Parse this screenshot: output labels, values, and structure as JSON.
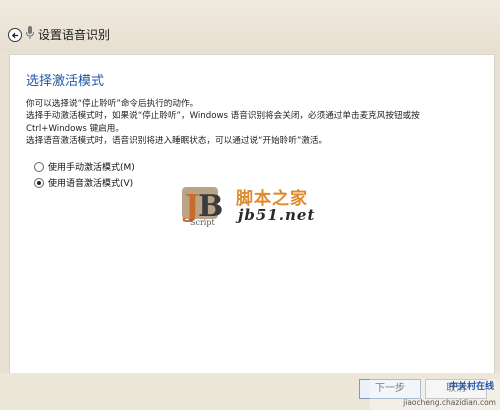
{
  "window": {
    "title": "设置语音识别",
    "back_icon": "back-arrow-icon",
    "app_icon": "microphone-icon"
  },
  "main": {
    "heading": "选择激活模式",
    "description_lines": [
      "你可以选择说“停止聆听”命令后执行的动作。",
      "选择手动激活模式时，如果说“停止聆听”，Windows 语音识别将会关闭，必须通过单击麦克风按钮或按",
      "Ctrl+Windows 键启用。",
      "选择语音激活模式时，语音识别将进入睡眠状态，可以通过说“开始聆听”激活。"
    ],
    "options": [
      {
        "label": "使用手动激活模式(M)",
        "checked": false
      },
      {
        "label": "使用语音激活模式(V)",
        "checked": true
      }
    ]
  },
  "footer": {
    "ok_label": "下一步",
    "cancel_label": "取消"
  },
  "watermark": {
    "logo_text": "JB",
    "script_text": "Script",
    "name": "脚本之家",
    "url": "jb51.net",
    "site_name": "中关村在线",
    "site_url": "jiaocheng.chazidian.com"
  },
  "colors": {
    "heading": "#1f56a8",
    "background": "#e9e2d4",
    "content_bg": "#ffffff",
    "watermark_orange": "#e08a2e"
  }
}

^^^^

## Task brief
Reproduce every line of the material precisely, omitting its pictures.

## Task output
Parse this screenshot: output labels, values, and structure as JSON.
{
  "window": {
    "title": "设置语音识别",
    "back_icon": "back-arrow-icon",
    "app_icon": "microphone-icon"
  },
  "main": {
    "heading": "选择激活模式",
    "description_lines": [
      "你可以选择说“停止聆听”命令后执行的动作。",
      "选择手动激活模式时，如果说“停止聆听”，Windows 语音识别将会关闭，必须通过单击麦克风按钮或按",
      "Ctrl+Windows 键启用。",
      "选择语音激活模式时，语音识别将进入睡眠状态，可以通过说“开始聆听”激活。"
    ],
    "options": [
      {
        "label": "使用手动激活模式(M)",
        "checked": false
      },
      {
        "label": "使用语音激活模式(V)",
        "checked": true
      }
    ]
  },
  "footer": {
    "ok_label": "下一步",
    "cancel_label": "取消"
  },
  "watermark": {
    "logo_text": "JB",
    "script_text": "Script",
    "name": "脚本之家",
    "url": "jb51.net",
    "site_name": "中关村在线",
    "site_url": "jiaocheng.chazidian.com"
  },
  "colors": {
    "heading": "#1f56a8",
    "background": "#e9e2d4",
    "content_bg": "#ffffff",
    "watermark_orange": "#e08a2e"
  }
}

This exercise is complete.